* _WHAT THIS TASK INVOLVES_
Below are records. Copy every line with "области" in it.
— BEGIN —
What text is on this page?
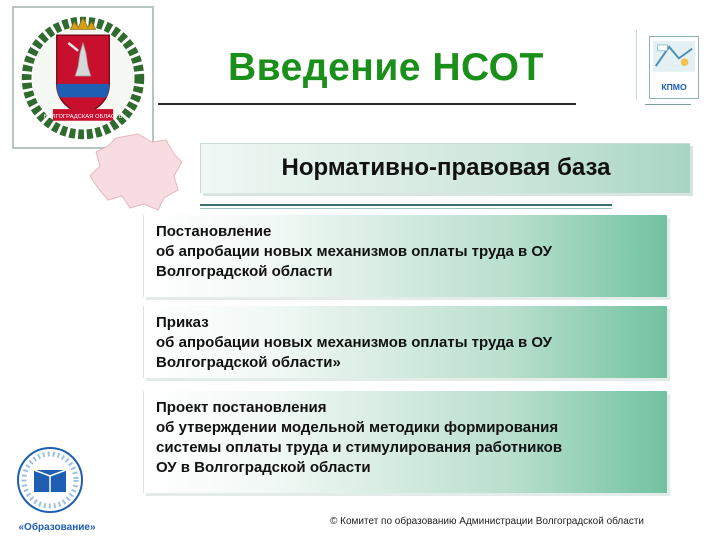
ВОЛГОГРАДСКАЯ ОБЛАСТЬ
Введение НСОТ	КПМО
Нормативно-правовая база
Постановление
об апробации новых механизмов оплаты труда в ОУ
Волгоградской области
Приказ
об апробации новых механизмов оплаты труда в ОУ
Волгоградской области»
Проект постановления
об утверждении модельной методики формирования
системы оплаты труда и стимулирования работников
ОУ в Волгоградской области
«Образование»
© Комитет по образованию Администрации Волгоградской области
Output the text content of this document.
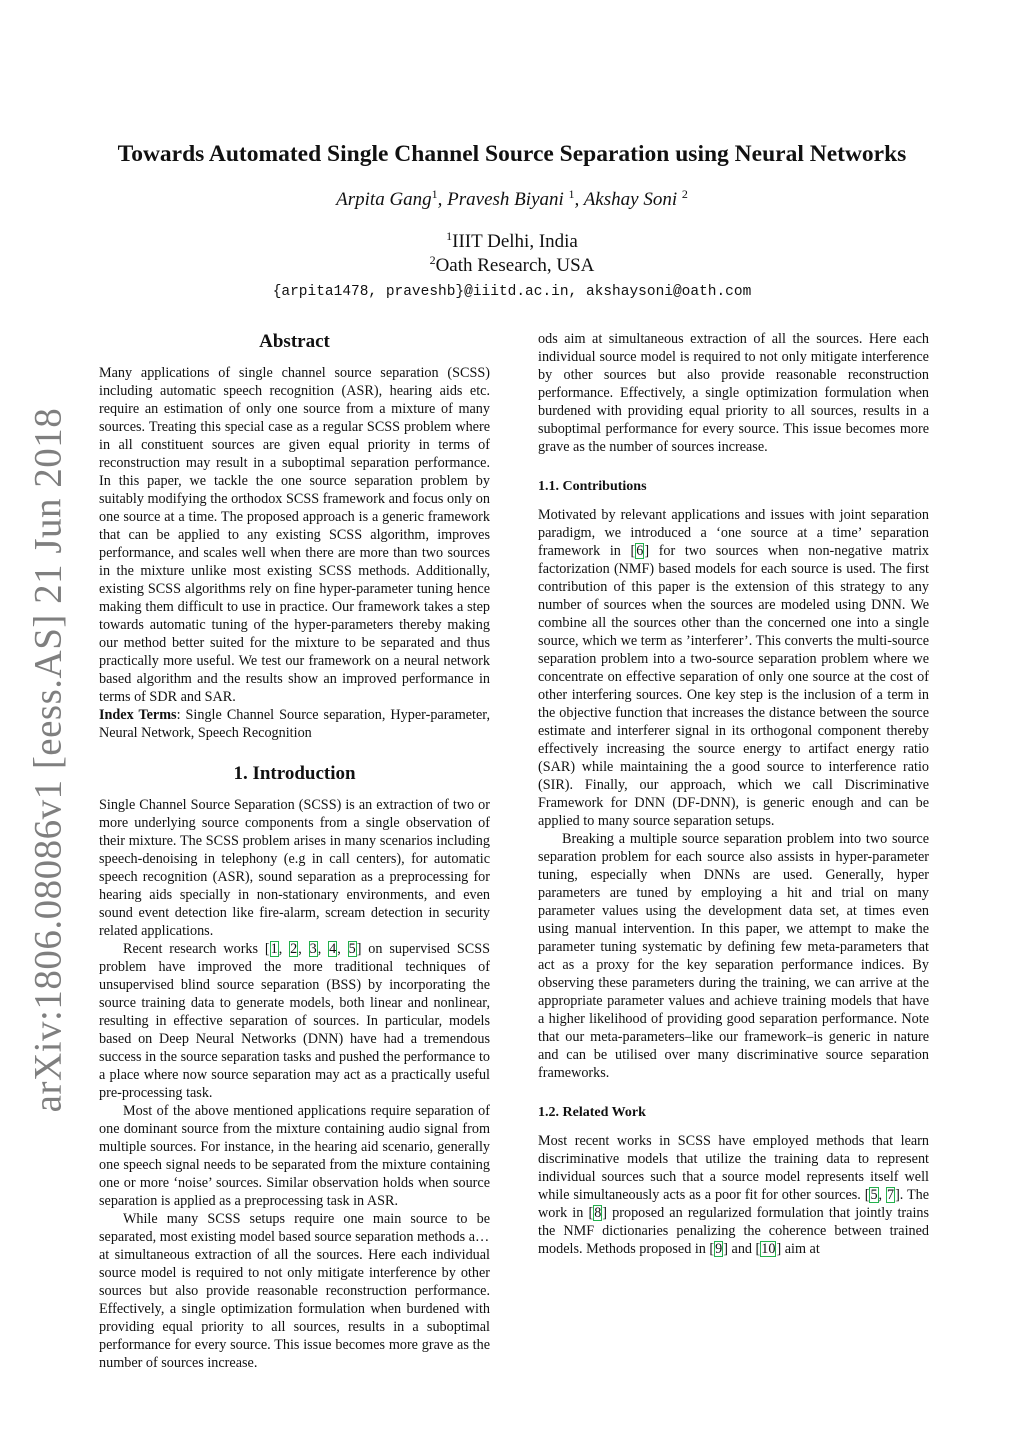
arXiv:1806.08086v1 [eess.AS] 21 Jun 2018
Towards Automated Single Channel Source Separation using Neural Networks
Arpita Gang$^1$, Pravesh Biyani $^1$, Akshay Soni $^2$
$^1$IIIT Delhi, India
$^2$Oath Research, USA
{arpita1478, praveshb}@iiitd.ac.in, akshaysoni@oath.com
Abstract

Many applications of single channel source separation (SCSS) including automatic speech recognition (ASR), hearing aids etc. require an estimation of only one source from a mixture of many sources. Treating this special case as a regular SCSS problem where in all constituent sources are given equal priority in terms of reconstruction may result in a suboptimal separation performance. In this paper, we tackle the one source separation problem by suitably modifying the orthodox SCSS framework and focus only on one source at a time. The proposed approach is a generic framework that can be applied to any existing SCSS algorithm, improves performance, and scales well when there are more than two sources in the mixture unlike most existing SCSS methods. Additionally, existing SCSS algorithms rely on fine hyper-parameter tuning hence making them difficult to use in practice. Our framework takes a step towards automatic tuning of the hyper-parameters thereby making our method better suited for the mixture to be separated and thus practically more useful. We test our framework on a neural network based algorithm and the results show an improved performance in terms of SDR and SAR.

Index Terms: Single Channel Source separation, Hyper-parameter, Neural Network, Speech Recognition

1. Introduction

Single Channel Source Separation (SCSS) is an extraction of two or more underlying source components from a single observation of their mixture. The SCSS problem arises in many scenarios including speech-denoising in telephony (e.g in call centers), for automatic speech recognition (ASR), sound separation as a preprocessing for hearing aids specially in non-stationary environments, and even sound event detection like fire-alarm, scream detection in security related applications.

Recent research works [1, 2, 3, 4, 5] on supervised SCSS problem have improved the more traditional techniques of unsupervised blind source separation (BSS) by incorporating the source training data to generate models, both linear and nonlinear, resulting in effective separation of sources. In particular, models based on Deep Neural Networks (DNN) have had a tremendous success in the source separation tasks and pushed the performance to a place where now source separation may act as a practically useful pre-processing task.

Most of the above mentioned applications require separation of one dominant source from the mixture containing audio signal from multiple sources. For instance, in the hearing aid scenario, generally one speech signal needs to be separated from the mixture containing one or more ‘noise’ sources. Similar observation holds when source separation is applied as a preprocessing task in ASR.

While many SCSS setups require one main source to be separated, most existing model based source separation methods aim at simultaneous extraction of all the sources. Here each individual source model is required to not only mitigate interference by other sources but also provide reasonable reconstruction performance. Effectively, a single optimization formulation when burdened with providing equal priority to all sources, results in a suboptimal performance for every source. This issue becomes more grave as the number of sources increase.

ods aim at simultaneous extraction of all the sources. Here each individual source model is required to not only mitigate interference by other sources but also provide reasonable reconstruction performance. Effectively, a single optimization formulation when burdened with providing equal priority to all sources, results in a suboptimal performance for every source. This issue becomes more grave as the number of sources increase.

1.1. Contributions

Motivated by relevant applications and issues with joint separation paradigm, we introduced a ‘one source at a time’ separation framework in [6] for two sources when non-negative matrix factorization (NMF) based models for each source is used. The first contribution of this paper is the extension of this strategy to any number of sources when the sources are modeled using DNN. We combine all the sources other than the concerned one into a single source, which we term as ’interferer’. This converts the multi-source separation problem into a two-source separation problem where we concentrate on effective separation of only one source at the cost of other interfering sources. One key step is the inclusion of a term in the objective function that increases the distance between the source estimate and interferer signal in its orthogonal component thereby effectively increasing the source energy to artifact energy ratio (SAR) while maintaining the a good source to interference ratio (SIR). Finally, our approach, which we call Discriminative Framework for DNN (DF-DNN), is generic enough and can be applied to many source separation setups.

Breaking a multiple source separation problem into two source separation problem for each source also assists in hyper-parameter tuning, especially when DNNs are used. Generally, hyper parameters are tuned by employing a hit and trial on many parameter values using the development data set, at times even using manual intervention. In this paper, we attempt to make the parameter tuning systematic by defining few meta-parameters that act as a proxy for the key separation performance indices. By observing these parameters during the training, we can arrive at the appropriate parameter values and achieve training models that have a higher likelihood of providing good separation performance. Note that our meta-parameters–like our framework–is generic in nature and can be utilised over many discriminative source separation frameworks.

1.2. Related Work

Most recent works in SCSS have employed methods that learn discriminative models that utilize the training data to represent individual sources such that a source model represents itself well while simultaneously acts as a poor fit for other sources. [5, 7]. The work in [8] proposed an regularized formulation that jointly trains the NMF dictionaries penalizing the coherence between trained models. Methods proposed in [9] and [10] aim at
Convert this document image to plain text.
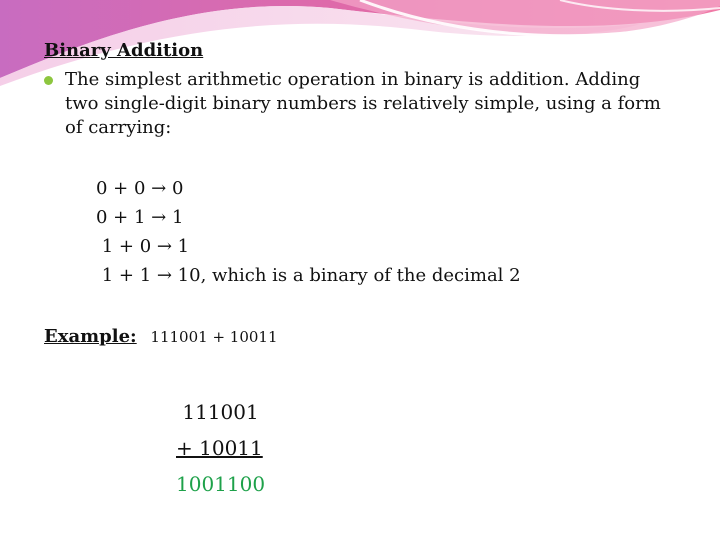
Binary Addition
The simplest arithmetic operation in binary is addition. Adding two single-digit binary numbers is relatively simple, using a form of carrying:
0 + 0 → 0
0 + 1 → 1
1 + 0 → 1
1 + 1 → 10, which is a binary of the decimal 2
Example: 111001 + 10011
111001
+ 10011
1001100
— END —
* _EXERCISE ANSWER_
Волгоградской области
Волгоградской области»
ОУ в Волгоградской области
© Комитет по образованию Администрации Волгоградской области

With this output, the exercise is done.